(Some listing)
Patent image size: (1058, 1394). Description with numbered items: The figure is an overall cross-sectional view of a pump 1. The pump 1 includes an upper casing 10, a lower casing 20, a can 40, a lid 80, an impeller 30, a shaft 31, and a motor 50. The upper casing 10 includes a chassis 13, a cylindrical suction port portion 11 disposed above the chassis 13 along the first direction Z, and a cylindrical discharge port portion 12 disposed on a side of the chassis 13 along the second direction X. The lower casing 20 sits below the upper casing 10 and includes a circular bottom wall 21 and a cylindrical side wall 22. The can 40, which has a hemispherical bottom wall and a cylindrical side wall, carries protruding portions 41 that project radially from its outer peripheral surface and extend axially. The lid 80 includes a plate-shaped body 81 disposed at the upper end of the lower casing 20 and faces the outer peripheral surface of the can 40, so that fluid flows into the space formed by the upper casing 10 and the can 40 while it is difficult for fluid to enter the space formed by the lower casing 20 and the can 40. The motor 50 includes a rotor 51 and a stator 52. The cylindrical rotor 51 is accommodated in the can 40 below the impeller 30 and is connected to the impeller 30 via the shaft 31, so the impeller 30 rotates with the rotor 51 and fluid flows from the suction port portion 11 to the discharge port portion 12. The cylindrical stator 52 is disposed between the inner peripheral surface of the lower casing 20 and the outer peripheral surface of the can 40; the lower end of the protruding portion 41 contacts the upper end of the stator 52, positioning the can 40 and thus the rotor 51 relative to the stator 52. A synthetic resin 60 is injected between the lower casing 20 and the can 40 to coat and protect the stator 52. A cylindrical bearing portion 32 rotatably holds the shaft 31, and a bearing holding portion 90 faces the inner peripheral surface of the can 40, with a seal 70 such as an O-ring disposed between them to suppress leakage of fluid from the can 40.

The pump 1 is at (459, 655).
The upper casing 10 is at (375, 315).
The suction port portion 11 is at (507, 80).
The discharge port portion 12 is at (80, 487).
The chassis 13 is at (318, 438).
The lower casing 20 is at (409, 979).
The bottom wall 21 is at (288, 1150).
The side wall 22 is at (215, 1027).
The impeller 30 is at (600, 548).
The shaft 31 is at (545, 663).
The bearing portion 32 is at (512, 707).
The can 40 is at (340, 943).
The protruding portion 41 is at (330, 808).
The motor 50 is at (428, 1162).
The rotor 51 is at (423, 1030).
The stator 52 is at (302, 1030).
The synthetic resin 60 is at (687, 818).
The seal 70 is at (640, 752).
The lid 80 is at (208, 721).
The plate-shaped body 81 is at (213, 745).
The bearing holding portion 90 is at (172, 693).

▶ **TASK PROMPT**: Please pull out the lines of the listing word for word, starting at the very beginning of the listing and ending at the line that contains "The pump 1 is at (459, 655).", with that line included and nothing else.

▶ **THE COMPLETED TASK**:
Patent image size: (1058, 1394). Description with numbered items: The figure is an overall cross-sectional view of a pump 1. The pump 1 includes an upper casing 10, a lower casing 20, a can 40, a lid 80, an impeller 30, a shaft 31, and a motor 50. The upper casing 10 includes a chassis 13, a cylindrical suction port portion 11 disposed above the chassis 13 along the first direction Z, and a cylindrical discharge port portion 12 disposed on a side of the chassis 13 along the second direction X. The lower casing 20 sits below the upper casing 10 and includes a circular bottom wall 21 and a cylindrical side wall 22. The can 40, which has a hemispherical bottom wall and a cylindrical side wall, carries protruding portions 41 that project radially from its outer peripheral surface and extend axially. The lid 80 includes a plate-shaped body 81 disposed at the upper end of the lower casing 20 and faces the outer peripheral surface of the can 40, so that fluid flows into the space formed by the upper casing 10 and the can 40 while it is difficult for fluid to enter the space formed by the lower casing 20 and the can 40. The motor 50 includes a rotor 51 and a stator 52. The cylindrical rotor 51 is accommodated in the can 40 below the impeller 30 and is connected to the impeller 30 via the shaft 31, so the impeller 30 rotates with the rotor 51 and fluid flows from the suction port portion 11 to the discharge port portion 12. The cylindrical stator 52 is disposed between the inner peripheral surface of the lower casing 20 and the outer peripheral surface of the can 40; the lower end of the protruding portion 41 contacts the upper end of the stator 52, positioning the can 40 and thus the rotor 51 relative to the stator 52. A synthetic resin 60 is injected between the lower casing 20 and the can 40 to coat and protect the stator 52. A cylindrical bearing portion 32 rotatably holds the shaft 31, and a bearing holding portion 90 faces the inner peripheral surface of the can 40, with a seal 70 such as an O-ring disposed between them to suppress leakage of fluid from the can 40.

The pump 1 is at (459, 655).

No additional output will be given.